## DESCRIPTION OF THE TASK:
Every record must be written out once more, with nothing added or omitted.

## Excerpts from a figure dataset:

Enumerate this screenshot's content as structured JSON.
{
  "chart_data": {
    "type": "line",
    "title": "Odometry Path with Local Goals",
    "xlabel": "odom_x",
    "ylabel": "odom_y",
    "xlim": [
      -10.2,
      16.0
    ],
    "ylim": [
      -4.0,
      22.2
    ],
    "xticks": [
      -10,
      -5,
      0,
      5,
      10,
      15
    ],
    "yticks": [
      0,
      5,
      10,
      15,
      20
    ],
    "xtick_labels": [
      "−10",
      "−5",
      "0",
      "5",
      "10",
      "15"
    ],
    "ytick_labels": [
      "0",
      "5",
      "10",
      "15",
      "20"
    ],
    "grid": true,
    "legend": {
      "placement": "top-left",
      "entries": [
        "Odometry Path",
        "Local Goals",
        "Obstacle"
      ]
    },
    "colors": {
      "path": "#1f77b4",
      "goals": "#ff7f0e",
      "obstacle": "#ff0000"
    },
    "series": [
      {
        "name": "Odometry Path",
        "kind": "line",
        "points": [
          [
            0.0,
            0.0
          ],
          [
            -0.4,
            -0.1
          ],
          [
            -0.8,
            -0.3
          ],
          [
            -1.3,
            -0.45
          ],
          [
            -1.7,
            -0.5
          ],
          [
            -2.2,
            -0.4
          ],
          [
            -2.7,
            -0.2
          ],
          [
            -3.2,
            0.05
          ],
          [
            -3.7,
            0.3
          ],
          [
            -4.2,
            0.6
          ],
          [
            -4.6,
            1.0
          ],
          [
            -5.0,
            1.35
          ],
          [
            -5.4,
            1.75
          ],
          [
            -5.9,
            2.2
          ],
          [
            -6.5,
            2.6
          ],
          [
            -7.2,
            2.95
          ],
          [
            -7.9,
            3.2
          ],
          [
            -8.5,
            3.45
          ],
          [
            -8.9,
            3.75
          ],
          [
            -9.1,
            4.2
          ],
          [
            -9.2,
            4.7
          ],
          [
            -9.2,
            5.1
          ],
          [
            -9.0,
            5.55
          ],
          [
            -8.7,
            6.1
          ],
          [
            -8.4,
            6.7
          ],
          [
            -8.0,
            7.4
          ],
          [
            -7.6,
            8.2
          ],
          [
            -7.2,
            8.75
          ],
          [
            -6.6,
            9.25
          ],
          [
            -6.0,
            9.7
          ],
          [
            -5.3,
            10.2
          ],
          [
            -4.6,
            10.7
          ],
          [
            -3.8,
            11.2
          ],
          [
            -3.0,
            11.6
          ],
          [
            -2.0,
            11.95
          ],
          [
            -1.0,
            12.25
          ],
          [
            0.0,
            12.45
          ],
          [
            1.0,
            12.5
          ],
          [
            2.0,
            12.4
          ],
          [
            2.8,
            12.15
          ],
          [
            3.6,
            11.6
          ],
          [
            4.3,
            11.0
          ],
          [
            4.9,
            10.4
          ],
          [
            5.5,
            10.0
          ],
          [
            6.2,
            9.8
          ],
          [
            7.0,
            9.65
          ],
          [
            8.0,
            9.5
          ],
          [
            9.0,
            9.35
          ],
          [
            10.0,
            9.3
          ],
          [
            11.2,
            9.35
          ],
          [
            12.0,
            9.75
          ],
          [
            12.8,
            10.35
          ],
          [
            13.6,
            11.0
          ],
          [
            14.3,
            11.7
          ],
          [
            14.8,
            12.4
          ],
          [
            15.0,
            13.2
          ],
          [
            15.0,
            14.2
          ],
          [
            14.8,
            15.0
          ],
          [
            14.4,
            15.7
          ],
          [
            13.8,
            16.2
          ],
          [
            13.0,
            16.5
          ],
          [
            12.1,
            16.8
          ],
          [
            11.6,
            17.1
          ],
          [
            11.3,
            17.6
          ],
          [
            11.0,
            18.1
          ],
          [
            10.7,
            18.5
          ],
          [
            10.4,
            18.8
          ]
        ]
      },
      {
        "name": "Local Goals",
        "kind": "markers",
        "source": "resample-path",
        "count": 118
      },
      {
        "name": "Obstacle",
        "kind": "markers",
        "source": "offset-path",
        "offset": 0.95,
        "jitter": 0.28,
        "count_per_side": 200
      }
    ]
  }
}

## SOLUTION FOR THIS TASK:
Enumerate this screenshot's content as structured JSON.
{
  "chart_data": {
    "type": "line",
    "title": "Odometry Path with Local Goals",
    "xlabel": "odom_x",
    "ylabel": "odom_y",
    "xlim": [
      -10.2,
      16.0
    ],
    "ylim": [
      -4.0,
      22.2
    ],
    "xticks": [
      -10,
      -5,
      0,
      5,
      10,
      15
    ],
    "yticks": [
      0,
      5,
      10,
      15,
      20
    ],
    "xtick_labels": [
      "−10",
      "−5",
      "0",
      "5",
      "10",
      "15"
    ],
    "ytick_labels": [
      "0",
      "5",
      "10",
      "15",
      "20"
    ],
    "grid": true,
    "legend": {
      "placement": "top-left",
      "entries": [
        "Odometry Path",
        "Local Goals",
        "Obstacle"
      ]
    },
    "colors": {
      "path": "#1f77b4",
      "goals": "#ff7f0e",
      "obstacle": "#ff0000"
    },
    "series": [
      {
        "name": "Odometry Path",
        "kind": "line",
        "points": [
          [
            0.0,
            0.0
          ],
          [
            -0.4,
            -0.1
          ],
          [
            -0.8,
            -0.3
          ],
          [
            -1.3,
            -0.45
          ],
          [
            -1.7,
            -0.5
          ],
          [
            -2.2,
            -0.4
          ],
          [
            -2.7,
            -0.2
          ],
          [
            -3.2,
            0.05
          ],
          [
            -3.7,
            0.3
          ],
          [
            -4.2,
            0.6
          ],
          [
            -4.6,
            1.0
          ],
          [
            -5.0,
            1.35
          ],
          [
            -5.4,
            1.75
          ],
          [
            -5.9,
            2.2
          ],
          [
            -6.5,
            2.6
          ],
          [
            -7.2,
            2.95
          ],
          [
            -7.9,
            3.2
          ],
          [
            -8.5,
            3.45
          ],
          [
            -8.9,
            3.75
          ],
          [
            -9.1,
            4.2
          ],
          [
            -9.2,
            4.7
          ],
          [
            -9.2,
            5.1
          ],
          [
            -9.0,
            5.55
          ],
          [
            -8.7,
            6.1
          ],
          [
            -8.4,
            6.7
          ],
          [
            -8.0,
            7.4
          ],
          [
            -7.6,
            8.2
          ],
          [
            -7.2,
            8.75
          ],
          [
            -6.6,
            9.25
          ],
          [
            -6.0,
            9.7
          ],
          [
            -5.3,
            10.2
          ],
          [
            -4.6,
            10.7
          ],
          [
            -3.8,
            11.2
          ],
          [
            -3.0,
            11.6
          ],
          [
            -2.0,
            11.95
          ],
          [
            -1.0,
            12.25
          ],
          [
            0.0,
            12.45
          ],
          [
            1.0,
            12.5
          ],
          [
            2.0,
            12.4
          ],
          [
            2.8,
            12.15
          ],
          [
            3.6,
            11.6
          ],
          [
            4.3,
            11.0
          ],
          [
            4.9,
            10.4
          ],
          [
            5.5,
            10.0
          ],
          [
            6.2,
            9.8
          ],
          [
            7.0,
            9.65
          ],
          [
            8.0,
            9.5
          ],
          [
            9.0,
            9.35
          ],
          [
            10.0,
            9.3
          ],
          [
            11.2,
            9.35
          ],
          [
            12.0,
            9.75
          ],
          [
            12.8,
            10.35
          ],
          [
            13.6,
            11.0
          ],
          [
            14.3,
            11.7
          ],
          [
            14.8,
            12.4
          ],
          [
            15.0,
            13.2
          ],
          [
            15.0,
            14.2
          ],
          [
            14.8,
            15.0
          ],
          [
            14.4,
            15.7
          ],
          [
            13.8,
            16.2
          ],
          [
            13.0,
            16.5
          ],
          [
            12.1,
            16.8
          ],
          [
            11.6,
            17.1
          ],
          [
            11.3,
            17.6
          ],
          [
            11.0,
            18.1
          ],
          [
            10.7,
            18.5
          ],
          [
            10.4,
            18.8
          ]
        ]
      },
      {
        "name": "Local Goals",
        "kind": "markers",
        "source": "resample-path",
        "count": 118
      },
      {
        "name": "Obstacle",
        "kind": "markers",
        "source": "offset-path",
        "offset": 0.95,
        "jitter": 0.28,
        "count_per_side": 200
      }
    ]
  }
}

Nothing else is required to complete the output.